:: The data ::
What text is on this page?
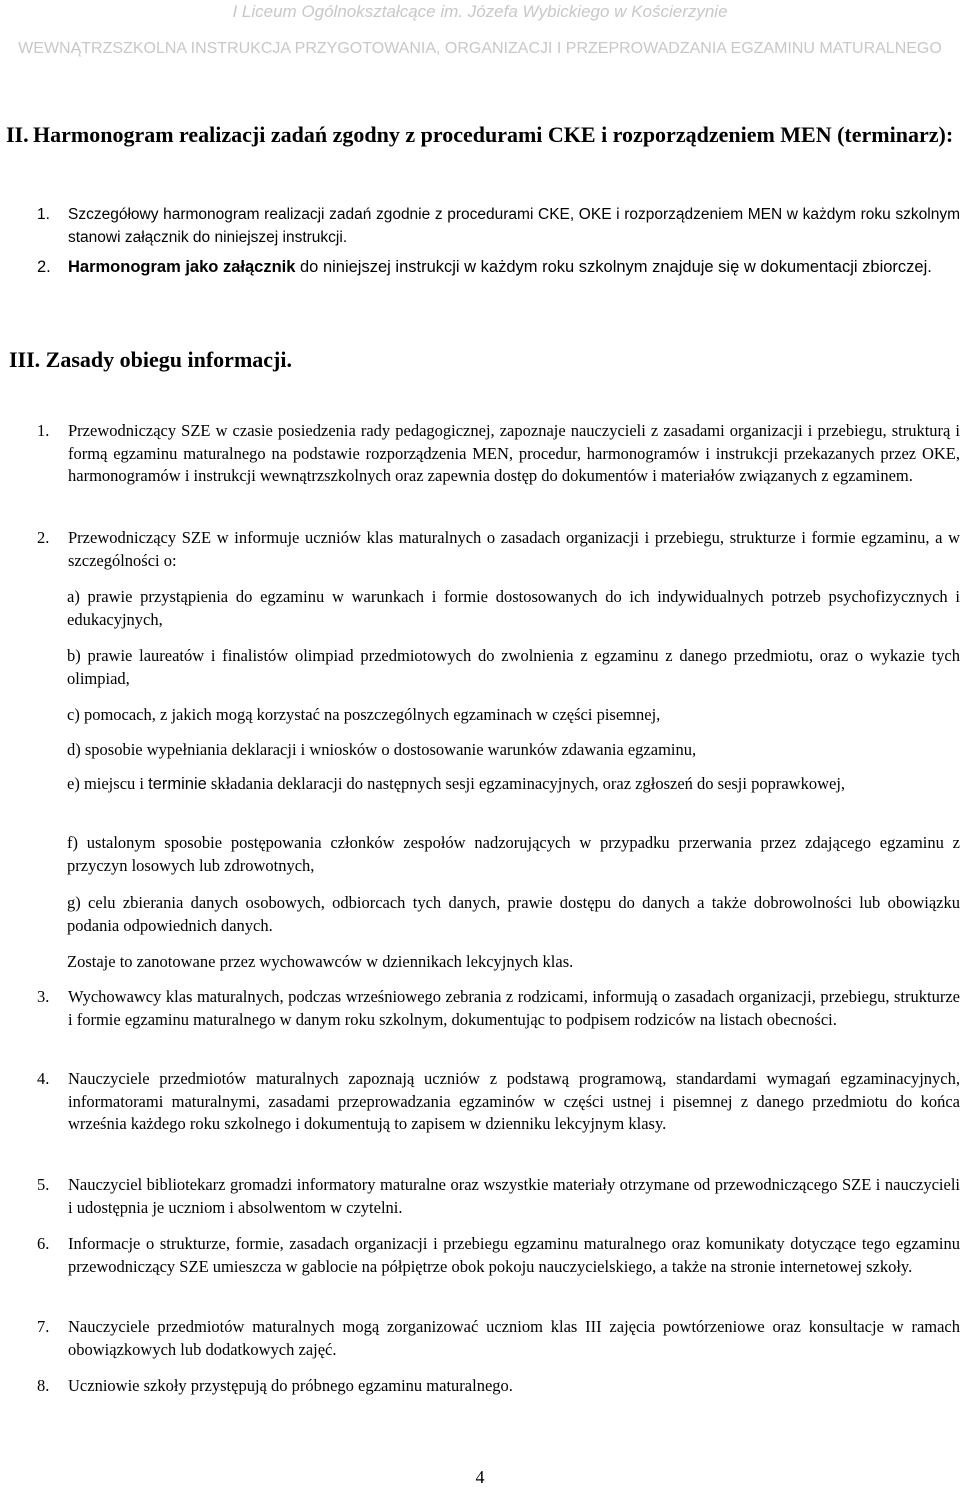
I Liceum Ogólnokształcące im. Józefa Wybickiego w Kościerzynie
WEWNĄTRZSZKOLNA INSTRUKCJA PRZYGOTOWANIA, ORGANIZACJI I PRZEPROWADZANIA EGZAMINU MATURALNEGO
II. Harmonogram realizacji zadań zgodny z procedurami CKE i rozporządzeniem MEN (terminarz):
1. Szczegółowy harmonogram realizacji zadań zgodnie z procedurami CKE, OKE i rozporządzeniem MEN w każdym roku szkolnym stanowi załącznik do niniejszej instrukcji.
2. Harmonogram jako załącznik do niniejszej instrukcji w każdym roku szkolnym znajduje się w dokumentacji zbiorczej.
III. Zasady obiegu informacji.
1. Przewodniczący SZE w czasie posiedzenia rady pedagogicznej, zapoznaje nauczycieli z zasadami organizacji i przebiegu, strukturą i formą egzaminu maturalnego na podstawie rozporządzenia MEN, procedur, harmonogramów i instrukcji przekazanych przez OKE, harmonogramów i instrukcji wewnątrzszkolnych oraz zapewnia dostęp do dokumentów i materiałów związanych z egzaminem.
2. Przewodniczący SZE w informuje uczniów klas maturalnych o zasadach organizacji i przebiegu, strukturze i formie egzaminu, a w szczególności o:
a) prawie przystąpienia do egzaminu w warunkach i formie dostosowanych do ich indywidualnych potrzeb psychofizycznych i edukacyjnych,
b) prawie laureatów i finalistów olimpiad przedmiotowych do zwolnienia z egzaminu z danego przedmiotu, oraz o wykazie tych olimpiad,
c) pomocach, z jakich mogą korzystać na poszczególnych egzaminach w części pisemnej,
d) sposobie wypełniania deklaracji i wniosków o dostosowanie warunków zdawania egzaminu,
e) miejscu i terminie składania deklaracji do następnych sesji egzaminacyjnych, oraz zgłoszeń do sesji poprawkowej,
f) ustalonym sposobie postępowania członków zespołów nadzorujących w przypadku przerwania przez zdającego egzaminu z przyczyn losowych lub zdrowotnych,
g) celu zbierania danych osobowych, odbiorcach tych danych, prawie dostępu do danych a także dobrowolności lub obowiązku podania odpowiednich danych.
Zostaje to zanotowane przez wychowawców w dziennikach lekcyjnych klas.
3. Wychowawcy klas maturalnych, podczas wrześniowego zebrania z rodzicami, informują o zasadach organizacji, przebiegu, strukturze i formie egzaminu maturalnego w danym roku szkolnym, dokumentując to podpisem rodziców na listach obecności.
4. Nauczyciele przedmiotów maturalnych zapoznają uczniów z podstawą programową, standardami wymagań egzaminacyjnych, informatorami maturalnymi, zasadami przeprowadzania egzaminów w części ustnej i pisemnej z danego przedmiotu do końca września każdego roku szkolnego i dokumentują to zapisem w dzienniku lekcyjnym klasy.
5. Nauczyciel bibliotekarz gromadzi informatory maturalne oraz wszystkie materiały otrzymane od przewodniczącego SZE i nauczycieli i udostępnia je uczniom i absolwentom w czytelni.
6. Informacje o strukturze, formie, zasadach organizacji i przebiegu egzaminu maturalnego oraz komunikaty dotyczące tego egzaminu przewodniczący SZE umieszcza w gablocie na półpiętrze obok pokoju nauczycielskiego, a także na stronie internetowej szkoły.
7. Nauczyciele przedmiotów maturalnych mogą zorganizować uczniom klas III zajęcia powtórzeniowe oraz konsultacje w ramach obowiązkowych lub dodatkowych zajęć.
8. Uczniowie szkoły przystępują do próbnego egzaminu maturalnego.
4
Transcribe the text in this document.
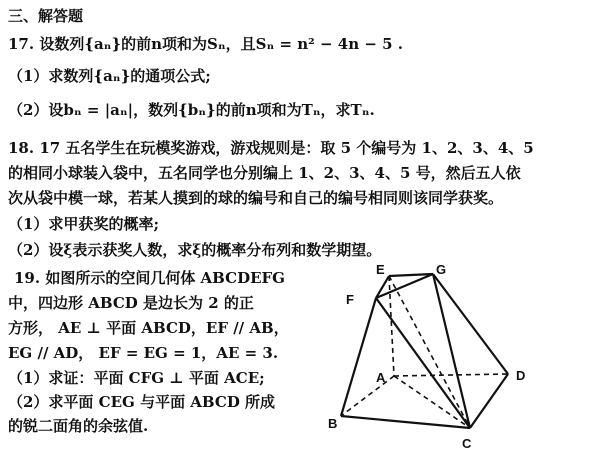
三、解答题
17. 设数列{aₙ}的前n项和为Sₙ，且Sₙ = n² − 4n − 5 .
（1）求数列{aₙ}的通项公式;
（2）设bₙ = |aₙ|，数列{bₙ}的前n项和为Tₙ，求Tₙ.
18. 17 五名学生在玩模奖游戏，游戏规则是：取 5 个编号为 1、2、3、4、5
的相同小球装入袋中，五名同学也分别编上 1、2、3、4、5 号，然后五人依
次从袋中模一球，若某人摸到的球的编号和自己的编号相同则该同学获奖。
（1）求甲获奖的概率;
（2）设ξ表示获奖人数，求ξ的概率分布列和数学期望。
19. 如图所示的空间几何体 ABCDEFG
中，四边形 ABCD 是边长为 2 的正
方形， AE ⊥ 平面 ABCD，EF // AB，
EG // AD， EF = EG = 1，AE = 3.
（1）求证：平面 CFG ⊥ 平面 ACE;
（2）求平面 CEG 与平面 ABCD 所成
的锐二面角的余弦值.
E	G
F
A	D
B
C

:: Short task ::
Transcribe every line in the entries above, taking out only the images.

:: Written response ::
What text is on this page?
I Liceum Ogólnokształcące im. Józefa Wybickiego w Kościerzynie
WEWNĄTRZSZKOLNA INSTRUKCJA PRZYGOTOWANIA, ORGANIZACJI I PRZEPROWADZANIA EGZAMINU MATURALNEGO
II. Harmonogram realizacji zadań zgodny z procedurami CKE i rozporządzeniem MEN (terminarz):
1. Szczegółowy harmonogram realizacji zadań zgodnie z procedurami CKE, OKE i rozporządzeniem MEN w każdym roku szkolnym stanowi załącznik do niniejszej instrukcji.
2. Harmonogram jako załącznik do niniejszej instrukcji w każdym roku szkolnym znajduje się w dokumentacji zbiorczej.
III. Zasady obiegu informacji.
1. Przewodniczący SZE w czasie posiedzenia rady pedagogicznej, zapoznaje nauczycieli z zasadami organizacji i przebiegu, strukturą i formą egzaminu maturalnego na podstawie rozporządzenia MEN, procedur, harmonogramów i instrukcji przekazanych przez OKE, harmonogramów i instrukcji wewnątrzszkolnych oraz zapewnia dostęp do dokumentów i materiałów związanych z egzaminem.
2. Przewodniczący SZE w informuje uczniów klas maturalnych o zasadach organizacji i przebiegu, strukturze i formie egzaminu, a w szczególności o:
a) prawie przystąpienia do egzaminu w warunkach i formie dostosowanych do ich indywidualnych potrzeb psychofizycznych i edukacyjnych,
b) prawie laureatów i finalistów olimpiad przedmiotowych do zwolnienia z egzaminu z danego przedmiotu, oraz o wykazie tych olimpiad,
c) pomocach, z jakich mogą korzystać na poszczególnych egzaminach w części pisemnej,
d) sposobie wypełniania deklaracji i wniosków o dostosowanie warunków zdawania egzaminu,
e) miejscu i terminie składania deklaracji do następnych sesji egzaminacyjnych, oraz zgłoszeń do sesji poprawkowej,
f) ustalonym sposobie postępowania członków zespołów nadzorujących w przypadku przerwania przez zdającego egzaminu z przyczyn losowych lub zdrowotnych,
g) celu zbierania danych osobowych, odbiorcach tych danych, prawie dostępu do danych a także dobrowolności lub obowiązku podania odpowiednich danych.
Zostaje to zanotowane przez wychowawców w dziennikach lekcyjnych klas.
3. Wychowawcy klas maturalnych, podczas wrześniowego zebrania z rodzicami, informują o zasadach organizacji, przebiegu, strukturze i formie egzaminu maturalnego w danym roku szkolnym, dokumentując to podpisem rodziców na listach obecności.
4. Nauczyciele przedmiotów maturalnych zapoznają uczniów z podstawą programową, standardami wymagań egzaminacyjnych, informatorami maturalnymi, zasadami przeprowadzania egzaminów w części ustnej i pisemnej z danego przedmiotu do końca września każdego roku szkolnego i dokumentują to zapisem w dzienniku lekcyjnym klasy.
5. Nauczyciel bibliotekarz gromadzi informatory maturalne oraz wszystkie materiały otrzymane od przewodniczącego SZE i nauczycieli i udostępnia je uczniom i absolwentom w czytelni.
6. Informacje o strukturze, formie, zasadach organizacji i przebiegu egzaminu maturalnego oraz komunikaty dotyczące tego egzaminu przewodniczący SZE umieszcza w gablocie na półpiętrze obok pokoju nauczycielskiego, a także na stronie internetowej szkoły.
7. Nauczyciele przedmiotów maturalnych mogą zorganizować uczniom klas III zajęcia powtórzeniowe oraz konsultacje w ramach obowiązkowych lub dodatkowych zajęć.
8. Uczniowie szkoły przystępują do próbnego egzaminu maturalnego.
4
Transcribe the text in this document.
三、解答题
17. 设数列{aₙ}的前n项和为Sₙ，且Sₙ = n² − 4n − 5 .
（1）求数列{aₙ}的通项公式;
（2）设bₙ = |aₙ|，数列{bₙ}的前n项和为Tₙ，求Tₙ.
18. 17 五名学生在玩模奖游戏，游戏规则是：取 5 个编号为 1、2、3、4、5
的相同小球装入袋中，五名同学也分别编上 1、2、3、4、5 号，然后五人依
次从袋中模一球，若某人摸到的球的编号和自己的编号相同则该同学获奖。
（1）求甲获奖的概率;
（2）设ξ表示获奖人数，求ξ的概率分布列和数学期望。
19. 如图所示的空间几何体 ABCDEFG
中，四边形 ABCD 是边长为 2 的正
方形， AE ⊥ 平面 ABCD，EF // AB，
EG // AD， EF = EG = 1，AE = 3.
（1）求证：平面 CFG ⊥ 平面 ACE;
（2）求平面 CEG 与平面 ABCD 所成
的锐二面角的余弦值.
E	G
F
A	D
B
C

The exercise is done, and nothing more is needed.